* **WHAT THIS TASK INVOLVES**:
Copy out every record precisely.

--- BEGIN GIVEN RECORDS ---

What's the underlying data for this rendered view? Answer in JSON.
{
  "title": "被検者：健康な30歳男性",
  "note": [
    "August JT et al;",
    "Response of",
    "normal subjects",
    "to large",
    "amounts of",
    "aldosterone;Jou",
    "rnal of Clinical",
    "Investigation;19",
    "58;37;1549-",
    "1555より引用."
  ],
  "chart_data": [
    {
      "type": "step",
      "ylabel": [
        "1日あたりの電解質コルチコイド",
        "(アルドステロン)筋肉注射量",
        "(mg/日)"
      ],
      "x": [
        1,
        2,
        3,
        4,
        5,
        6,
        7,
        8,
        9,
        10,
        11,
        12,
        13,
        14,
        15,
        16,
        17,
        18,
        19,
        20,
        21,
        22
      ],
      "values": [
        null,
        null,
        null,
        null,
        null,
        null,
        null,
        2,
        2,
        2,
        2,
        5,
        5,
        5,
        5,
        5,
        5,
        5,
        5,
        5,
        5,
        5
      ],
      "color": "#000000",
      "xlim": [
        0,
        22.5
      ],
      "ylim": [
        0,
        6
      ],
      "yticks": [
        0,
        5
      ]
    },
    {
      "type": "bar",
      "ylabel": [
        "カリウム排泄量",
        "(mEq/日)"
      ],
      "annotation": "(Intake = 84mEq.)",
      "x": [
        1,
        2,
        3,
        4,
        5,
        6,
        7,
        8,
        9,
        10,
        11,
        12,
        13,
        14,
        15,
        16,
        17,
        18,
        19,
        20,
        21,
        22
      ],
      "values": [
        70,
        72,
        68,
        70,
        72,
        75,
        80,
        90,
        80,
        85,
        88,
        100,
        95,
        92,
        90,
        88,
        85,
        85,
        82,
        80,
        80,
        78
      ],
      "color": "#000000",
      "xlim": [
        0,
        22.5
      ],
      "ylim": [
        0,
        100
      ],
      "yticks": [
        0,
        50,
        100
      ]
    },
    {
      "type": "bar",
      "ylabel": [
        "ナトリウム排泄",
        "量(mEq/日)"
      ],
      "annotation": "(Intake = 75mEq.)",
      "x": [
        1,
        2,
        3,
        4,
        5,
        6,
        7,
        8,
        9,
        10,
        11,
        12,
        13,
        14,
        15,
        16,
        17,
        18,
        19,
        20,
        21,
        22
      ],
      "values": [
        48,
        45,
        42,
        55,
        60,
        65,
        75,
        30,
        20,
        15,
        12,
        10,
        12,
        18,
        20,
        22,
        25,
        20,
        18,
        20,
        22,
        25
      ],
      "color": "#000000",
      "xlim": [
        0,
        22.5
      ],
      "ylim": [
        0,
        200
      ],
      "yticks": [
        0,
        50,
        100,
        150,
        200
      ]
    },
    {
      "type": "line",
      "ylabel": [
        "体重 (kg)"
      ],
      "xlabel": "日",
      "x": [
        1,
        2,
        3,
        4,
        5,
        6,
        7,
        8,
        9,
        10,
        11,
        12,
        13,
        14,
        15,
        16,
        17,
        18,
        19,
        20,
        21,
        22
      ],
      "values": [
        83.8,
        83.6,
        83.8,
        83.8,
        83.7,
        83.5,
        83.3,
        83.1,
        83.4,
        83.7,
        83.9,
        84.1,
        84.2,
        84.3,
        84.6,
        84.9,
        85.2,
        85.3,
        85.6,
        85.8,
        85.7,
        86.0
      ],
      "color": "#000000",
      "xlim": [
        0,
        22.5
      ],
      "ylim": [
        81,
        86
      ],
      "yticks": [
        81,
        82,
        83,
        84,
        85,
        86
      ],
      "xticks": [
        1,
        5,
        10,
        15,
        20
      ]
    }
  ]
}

--- END GIVEN RECORDS ---

* **SOLUTION FOR THIS PROBLEM**:
What's the underlying data for this rendered view? Answer in JSON.
{
  "title": "被検者：健康な30歳男性",
  "note": [
    "August JT et al;",
    "Response of",
    "normal subjects",
    "to large",
    "amounts of",
    "aldosterone;Jou",
    "rnal of Clinical",
    "Investigation;19",
    "58;37;1549-",
    "1555より引用."
  ],
  "chart_data": [
    {
      "type": "step",
      "ylabel": [
        "1日あたりの電解質コルチコイド",
        "(アルドステロン)筋肉注射量",
        "(mg/日)"
      ],
      "x": [
        1,
        2,
        3,
        4,
        5,
        6,
        7,
        8,
        9,
        10,
        11,
        12,
        13,
        14,
        15,
        16,
        17,
        18,
        19,
        20,
        21,
        22
      ],
      "values": [
        null,
        null,
        null,
        null,
        null,
        null,
        null,
        2,
        2,
        2,
        2,
        5,
        5,
        5,
        5,
        5,
        5,
        5,
        5,
        5,
        5,
        5
      ],
      "color": "#000000",
      "xlim": [
        0,
        22.5
      ],
      "ylim": [
        0,
        6
      ],
      "yticks": [
        0,
        5
      ]
    },
    {
      "type": "bar",
      "ylabel": [
        "カリウム排泄量",
        "(mEq/日)"
      ],
      "annotation": "(Intake = 84mEq.)",
      "x": [
        1,
        2,
        3,
        4,
        5,
        6,
        7,
        8,
        9,
        10,
        11,
        12,
        13,
        14,
        15,
        16,
        17,
        18,
        19,
        20,
        21,
        22
      ],
      "values": [
        70,
        72,
        68,
        70,
        72,
        75,
        80,
        90,
        80,
        85,
        88,
        100,
        95,
        92,
        90,
        88,
        85,
        85,
        82,
        80,
        80,
        78
      ],
      "color": "#000000",
      "xlim": [
        0,
        22.5
      ],
      "ylim": [
        0,
        100
      ],
      "yticks": [
        0,
        50,
        100
      ]
    },
    {
      "type": "bar",
      "ylabel": [
        "ナトリウム排泄",
        "量(mEq/日)"
      ],
      "annotation": "(Intake = 75mEq.)",
      "x": [
        1,
        2,
        3,
        4,
        5,
        6,
        7,
        8,
        9,
        10,
        11,
        12,
        13,
        14,
        15,
        16,
        17,
        18,
        19,
        20,
        21,
        22
      ],
      "values": [
        48,
        45,
        42,
        55,
        60,
        65,
        75,
        30,
        20,
        15,
        12,
        10,
        12,
        18,
        20,
        22,
        25,
        20,
        18,
        20,
        22,
        25
      ],
      "color": "#000000",
      "xlim": [
        0,
        22.5
      ],
      "ylim": [
        0,
        200
      ],
      "yticks": [
        0,
        50,
        100,
        150,
        200
      ]
    },
    {
      "type": "line",
      "ylabel": [
        "体重 (kg)"
      ],
      "xlabel": "日",
      "x": [
        1,
        2,
        3,
        4,
        5,
        6,
        7,
        8,
        9,
        10,
        11,
        12,
        13,
        14,
        15,
        16,
        17,
        18,
        19,
        20,
        21,
        22
      ],
      "values": [
        83.8,
        83.6,
        83.8,
        83.8,
        83.7,
        83.5,
        83.3,
        83.1,
        83.4,
        83.7,
        83.9,
        84.1,
        84.2,
        84.3,
        84.6,
        84.9,
        85.2,
        85.3,
        85.6,
        85.8,
        85.7,
        86.0
      ],
      "color": "#000000",
      "xlim": [
        0,
        22.5
      ],
      "ylim": [
        81,
        86
      ],
      "yticks": [
        81,
        82,
        83,
        84,
        85,
        86
      ],
      "xticks": [
        1,
        5,
        10,
        15,
        20
      ]
    }
  ]
}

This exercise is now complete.